■ Do this
Write out the whole listing word for word.

[Figure record listings]

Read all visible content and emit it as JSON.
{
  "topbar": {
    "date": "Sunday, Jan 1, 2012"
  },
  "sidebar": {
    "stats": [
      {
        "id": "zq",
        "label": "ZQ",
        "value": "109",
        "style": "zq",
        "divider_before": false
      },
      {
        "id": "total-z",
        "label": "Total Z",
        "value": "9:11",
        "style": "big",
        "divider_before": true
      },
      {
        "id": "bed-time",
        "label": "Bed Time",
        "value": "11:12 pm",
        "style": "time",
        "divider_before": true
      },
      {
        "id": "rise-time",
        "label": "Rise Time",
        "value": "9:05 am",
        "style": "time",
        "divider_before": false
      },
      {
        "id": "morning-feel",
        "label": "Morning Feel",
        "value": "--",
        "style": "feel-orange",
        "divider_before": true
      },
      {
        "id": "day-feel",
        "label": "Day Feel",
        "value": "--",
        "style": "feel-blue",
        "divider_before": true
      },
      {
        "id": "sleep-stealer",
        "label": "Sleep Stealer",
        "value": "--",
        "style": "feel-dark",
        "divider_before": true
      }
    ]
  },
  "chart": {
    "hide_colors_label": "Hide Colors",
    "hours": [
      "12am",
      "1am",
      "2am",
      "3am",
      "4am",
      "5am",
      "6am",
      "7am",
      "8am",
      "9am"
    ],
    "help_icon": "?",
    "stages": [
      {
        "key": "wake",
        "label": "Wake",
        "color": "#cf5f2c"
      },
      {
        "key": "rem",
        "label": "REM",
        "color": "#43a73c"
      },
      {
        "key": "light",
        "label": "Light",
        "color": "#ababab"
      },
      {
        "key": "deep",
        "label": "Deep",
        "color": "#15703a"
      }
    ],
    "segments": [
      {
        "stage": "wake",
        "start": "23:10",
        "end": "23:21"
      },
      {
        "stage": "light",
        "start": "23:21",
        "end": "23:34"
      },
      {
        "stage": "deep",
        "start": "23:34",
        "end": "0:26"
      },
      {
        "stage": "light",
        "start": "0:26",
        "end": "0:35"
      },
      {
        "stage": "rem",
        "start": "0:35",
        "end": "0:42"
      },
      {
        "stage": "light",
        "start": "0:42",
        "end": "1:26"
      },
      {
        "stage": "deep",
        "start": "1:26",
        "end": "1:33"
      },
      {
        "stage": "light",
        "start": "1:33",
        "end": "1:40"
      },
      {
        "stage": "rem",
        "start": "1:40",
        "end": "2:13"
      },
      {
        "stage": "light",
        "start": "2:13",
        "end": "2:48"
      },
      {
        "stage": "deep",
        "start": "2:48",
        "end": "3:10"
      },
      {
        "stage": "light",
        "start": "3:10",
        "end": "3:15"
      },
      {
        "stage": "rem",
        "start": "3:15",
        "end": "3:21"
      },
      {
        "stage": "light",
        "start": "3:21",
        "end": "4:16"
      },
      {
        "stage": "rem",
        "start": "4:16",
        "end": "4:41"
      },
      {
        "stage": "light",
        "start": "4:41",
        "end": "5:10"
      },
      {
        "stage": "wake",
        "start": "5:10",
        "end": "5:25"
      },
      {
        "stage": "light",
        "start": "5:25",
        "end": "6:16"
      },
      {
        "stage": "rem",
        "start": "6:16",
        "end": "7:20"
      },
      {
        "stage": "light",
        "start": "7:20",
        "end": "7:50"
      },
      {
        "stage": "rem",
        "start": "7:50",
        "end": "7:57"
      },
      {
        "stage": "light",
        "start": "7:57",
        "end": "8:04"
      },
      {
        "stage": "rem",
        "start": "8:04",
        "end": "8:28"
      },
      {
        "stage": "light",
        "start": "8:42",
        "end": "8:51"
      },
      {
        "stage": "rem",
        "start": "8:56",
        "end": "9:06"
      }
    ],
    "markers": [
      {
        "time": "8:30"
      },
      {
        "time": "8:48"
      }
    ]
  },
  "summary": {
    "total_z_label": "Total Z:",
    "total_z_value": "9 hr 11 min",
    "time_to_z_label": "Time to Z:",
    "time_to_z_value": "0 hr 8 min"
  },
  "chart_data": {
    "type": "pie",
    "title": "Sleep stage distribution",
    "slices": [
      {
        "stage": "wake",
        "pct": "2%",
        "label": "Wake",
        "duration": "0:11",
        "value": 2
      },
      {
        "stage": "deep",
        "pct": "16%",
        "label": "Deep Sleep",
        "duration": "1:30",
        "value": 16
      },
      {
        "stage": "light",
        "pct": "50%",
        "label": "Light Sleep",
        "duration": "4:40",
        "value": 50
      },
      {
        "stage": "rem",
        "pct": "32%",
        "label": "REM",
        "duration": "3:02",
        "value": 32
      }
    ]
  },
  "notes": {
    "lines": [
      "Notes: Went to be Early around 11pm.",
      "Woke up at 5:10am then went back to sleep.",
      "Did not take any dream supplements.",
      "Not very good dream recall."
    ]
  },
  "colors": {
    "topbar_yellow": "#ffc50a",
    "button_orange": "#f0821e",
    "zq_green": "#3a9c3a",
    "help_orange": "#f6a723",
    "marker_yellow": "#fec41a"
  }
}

■ Full answer
Read all visible content and emit it as JSON.
{
  "topbar": {
    "date": "Sunday, Jan 1, 2012"
  },
  "sidebar": {
    "stats": [
      {
        "id": "zq",
        "label": "ZQ",
        "value": "109",
        "style": "zq",
        "divider_before": false
      },
      {
        "id": "total-z",
        "label": "Total Z",
        "value": "9:11",
        "style": "big",
        "divider_before": true
      },
      {
        "id": "bed-time",
        "label": "Bed Time",
        "value": "11:12 pm",
        "style": "time",
        "divider_before": true
      },
      {
        "id": "rise-time",
        "label": "Rise Time",
        "value": "9:05 am",
        "style": "time",
        "divider_before": false
      },
      {
        "id": "morning-feel",
        "label": "Morning Feel",
        "value": "--",
        "style": "feel-orange",
        "divider_before": true
      },
      {
        "id": "day-feel",
        "label": "Day Feel",
        "value": "--",
        "style": "feel-blue",
        "divider_before": true
      },
      {
        "id": "sleep-stealer",
        "label": "Sleep Stealer",
        "value": "--",
        "style": "feel-dark",
        "divider_before": true
      }
    ]
  },
  "chart": {
    "hide_colors_label": "Hide Colors",
    "hours": [
      "12am",
      "1am",
      "2am",
      "3am",
      "4am",
      "5am",
      "6am",
      "7am",
      "8am",
      "9am"
    ],
    "help_icon": "?",
    "stages": [
      {
        "key": "wake",
        "label": "Wake",
        "color": "#cf5f2c"
      },
      {
        "key": "rem",
        "label": "REM",
        "color": "#43a73c"
      },
      {
        "key": "light",
        "label": "Light",
        "color": "#ababab"
      },
      {
        "key": "deep",
        "label": "Deep",
        "color": "#15703a"
      }
    ],
    "segments": [
      {
        "stage": "wake",
        "start": "23:10",
        "end": "23:21"
      },
      {
        "stage": "light",
        "start": "23:21",
        "end": "23:34"
      },
      {
        "stage": "deep",
        "start": "23:34",
        "end": "0:26"
      },
      {
        "stage": "light",
        "start": "0:26",
        "end": "0:35"
      },
      {
        "stage": "rem",
        "start": "0:35",
        "end": "0:42"
      },
      {
        "stage": "light",
        "start": "0:42",
        "end": "1:26"
      },
      {
        "stage": "deep",
        "start": "1:26",
        "end": "1:33"
      },
      {
        "stage": "light",
        "start": "1:33",
        "end": "1:40"
      },
      {
        "stage": "rem",
        "start": "1:40",
        "end": "2:13"
      },
      {
        "stage": "light",
        "start": "2:13",
        "end": "2:48"
      },
      {
        "stage": "deep",
        "start": "2:48",
        "end": "3:10"
      },
      {
        "stage": "light",
        "start": "3:10",
        "end": "3:15"
      },
      {
        "stage": "rem",
        "start": "3:15",
        "end": "3:21"
      },
      {
        "stage": "light",
        "start": "3:21",
        "end": "4:16"
      },
      {
        "stage": "rem",
        "start": "4:16",
        "end": "4:41"
      },
      {
        "stage": "light",
        "start": "4:41",
        "end": "5:10"
      },
      {
        "stage": "wake",
        "start": "5:10",
        "end": "5:25"
      },
      {
        "stage": "light",
        "start": "5:25",
        "end": "6:16"
      },
      {
        "stage": "rem",
        "start": "6:16",
        "end": "7:20"
      },
      {
        "stage": "light",
        "start": "7:20",
        "end": "7:50"
      },
      {
        "stage": "rem",
        "start": "7:50",
        "end": "7:57"
      },
      {
        "stage": "light",
        "start": "7:57",
        "end": "8:04"
      },
      {
        "stage": "rem",
        "start": "8:04",
        "end": "8:28"
      },
      {
        "stage": "light",
        "start": "8:42",
        "end": "8:51"
      },
      {
        "stage": "rem",
        "start": "8:56",
        "end": "9:06"
      }
    ],
    "markers": [
      {
        "time": "8:30"
      },
      {
        "time": "8:48"
      }
    ]
  },
  "summary": {
    "total_z_label": "Total Z:",
    "total_z_value": "9 hr 11 min",
    "time_to_z_label": "Time to Z:",
    "time_to_z_value": "0 hr 8 min"
  },
  "chart_data": {
    "type": "pie",
    "title": "Sleep stage distribution",
    "slices": [
      {
        "stage": "wake",
        "pct": "2%",
        "label": "Wake",
        "duration": "0:11",
        "value": 2
      },
      {
        "stage": "deep",
        "pct": "16%",
        "label": "Deep Sleep",
        "duration": "1:30",
        "value": 16
      },
      {
        "stage": "light",
        "pct": "50%",
        "label": "Light Sleep",
        "duration": "4:40",
        "value": 50
      },
      {
        "stage": "rem",
        "pct": "32%",
        "label": "REM",
        "duration": "3:02",
        "value": 32
      }
    ]
  },
  "notes": {
    "lines": [
      "Notes: Went to be Early around 11pm.",
      "Woke up at 5:10am then went back to sleep.",
      "Did not take any dream supplements.",
      "Not very good dream recall."
    ]
  },
  "colors": {
    "topbar_yellow": "#ffc50a",
    "button_orange": "#f0821e",
    "zq_green": "#3a9c3a",
    "help_orange": "#f6a723",
    "marker_yellow": "#fec41a"
  }
}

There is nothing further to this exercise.